Every line below must be reproduced exactly. Copy them all.

● **Recorded data**:
--*--
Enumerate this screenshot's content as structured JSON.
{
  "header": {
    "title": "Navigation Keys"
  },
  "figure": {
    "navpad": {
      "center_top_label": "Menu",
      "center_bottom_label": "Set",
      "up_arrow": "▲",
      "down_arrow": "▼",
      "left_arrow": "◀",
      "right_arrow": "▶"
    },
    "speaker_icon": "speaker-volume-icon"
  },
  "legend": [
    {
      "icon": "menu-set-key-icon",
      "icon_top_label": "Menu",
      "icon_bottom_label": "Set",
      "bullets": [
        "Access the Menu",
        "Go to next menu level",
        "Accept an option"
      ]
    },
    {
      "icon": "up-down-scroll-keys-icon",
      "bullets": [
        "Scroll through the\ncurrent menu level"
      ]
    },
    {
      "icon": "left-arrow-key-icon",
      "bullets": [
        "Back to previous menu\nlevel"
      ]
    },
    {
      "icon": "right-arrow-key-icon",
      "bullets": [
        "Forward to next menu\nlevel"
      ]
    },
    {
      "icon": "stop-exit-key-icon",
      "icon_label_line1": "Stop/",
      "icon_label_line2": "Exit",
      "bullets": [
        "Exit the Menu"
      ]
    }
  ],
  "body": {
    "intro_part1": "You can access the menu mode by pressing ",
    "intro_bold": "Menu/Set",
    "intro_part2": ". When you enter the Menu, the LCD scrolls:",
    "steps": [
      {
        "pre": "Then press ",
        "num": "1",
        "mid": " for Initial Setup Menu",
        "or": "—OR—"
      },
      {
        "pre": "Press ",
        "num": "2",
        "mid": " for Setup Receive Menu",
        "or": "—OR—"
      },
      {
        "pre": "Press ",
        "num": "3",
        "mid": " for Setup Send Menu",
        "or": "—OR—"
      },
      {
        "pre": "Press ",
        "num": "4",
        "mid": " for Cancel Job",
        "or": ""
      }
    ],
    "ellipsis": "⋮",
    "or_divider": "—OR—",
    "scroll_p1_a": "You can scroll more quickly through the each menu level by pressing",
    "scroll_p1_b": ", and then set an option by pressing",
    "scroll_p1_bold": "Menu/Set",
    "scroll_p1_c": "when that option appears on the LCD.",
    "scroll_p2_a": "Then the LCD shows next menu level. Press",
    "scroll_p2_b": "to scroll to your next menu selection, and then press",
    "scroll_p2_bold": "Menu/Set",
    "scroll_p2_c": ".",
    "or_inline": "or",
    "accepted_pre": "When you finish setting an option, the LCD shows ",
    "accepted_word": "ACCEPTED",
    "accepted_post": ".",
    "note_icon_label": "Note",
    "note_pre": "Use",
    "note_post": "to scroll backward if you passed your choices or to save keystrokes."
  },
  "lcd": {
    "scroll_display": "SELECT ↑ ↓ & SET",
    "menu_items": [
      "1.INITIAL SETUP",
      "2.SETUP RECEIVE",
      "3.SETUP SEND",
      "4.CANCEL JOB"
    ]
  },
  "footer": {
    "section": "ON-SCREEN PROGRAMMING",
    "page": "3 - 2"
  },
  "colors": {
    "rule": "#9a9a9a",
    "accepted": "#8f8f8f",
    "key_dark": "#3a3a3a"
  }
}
--*--
● **EXERCISE RESPONSE**:
Enumerate this screenshot's content as structured JSON.
{
  "header": {
    "title": "Navigation Keys"
  },
  "figure": {
    "navpad": {
      "center_top_label": "Menu",
      "center_bottom_label": "Set",
      "up_arrow": "▲",
      "down_arrow": "▼",
      "left_arrow": "◀",
      "right_arrow": "▶"
    },
    "speaker_icon": "speaker-volume-icon"
  },
  "legend": [
    {
      "icon": "menu-set-key-icon",
      "icon_top_label": "Menu",
      "icon_bottom_label": "Set",
      "bullets": [
        "Access the Menu",
        "Go to next menu level",
        "Accept an option"
      ]
    },
    {
      "icon": "up-down-scroll-keys-icon",
      "bullets": [
        "Scroll through the\ncurrent menu level"
      ]
    },
    {
      "icon": "left-arrow-key-icon",
      "bullets": [
        "Back to previous menu\nlevel"
      ]
    },
    {
      "icon": "right-arrow-key-icon",
      "bullets": [
        "Forward to next menu\nlevel"
      ]
    },
    {
      "icon": "stop-exit-key-icon",
      "icon_label_line1": "Stop/",
      "icon_label_line2": "Exit",
      "bullets": [
        "Exit the Menu"
      ]
    }
  ],
  "body": {
    "intro_part1": "You can access the menu mode by pressing ",
    "intro_bold": "Menu/Set",
    "intro_part2": ". When you enter the Menu, the LCD scrolls:",
    "steps": [
      {
        "pre": "Then press ",
        "num": "1",
        "mid": " for Initial Setup Menu",
        "or": "—OR—"
      },
      {
        "pre": "Press ",
        "num": "2",
        "mid": " for Setup Receive Menu",
        "or": "—OR—"
      },
      {
        "pre": "Press ",
        "num": "3",
        "mid": " for Setup Send Menu",
        "or": "—OR—"
      },
      {
        "pre": "Press ",
        "num": "4",
        "mid": " for Cancel Job",
        "or": ""
      }
    ],
    "ellipsis": "⋮",
    "or_divider": "—OR—",
    "scroll_p1_a": "You can scroll more quickly through the each menu level by pressing",
    "scroll_p1_b": ", and then set an option by pressing",
    "scroll_p1_bold": "Menu/Set",
    "scroll_p1_c": "when that option appears on the LCD.",
    "scroll_p2_a": "Then the LCD shows next menu level. Press",
    "scroll_p2_b": "to scroll to your next menu selection, and then press",
    "scroll_p2_bold": "Menu/Set",
    "scroll_p2_c": ".",
    "or_inline": "or",
    "accepted_pre": "When you finish setting an option, the LCD shows ",
    "accepted_word": "ACCEPTED",
    "accepted_post": ".",
    "note_icon_label": "Note",
    "note_pre": "Use",
    "note_post": "to scroll backward if you passed your choices or to save keystrokes."
  },
  "lcd": {
    "scroll_display": "SELECT ↑ ↓ & SET",
    "menu_items": [
      "1.INITIAL SETUP",
      "2.SETUP RECEIVE",
      "3.SETUP SEND",
      "4.CANCEL JOB"
    ]
  },
  "footer": {
    "section": "ON-SCREEN PROGRAMMING",
    "page": "3 - 2"
  },
  "colors": {
    "rule": "#9a9a9a",
    "accepted": "#8f8f8f",
    "key_dark": "#3a3a3a"
  }
}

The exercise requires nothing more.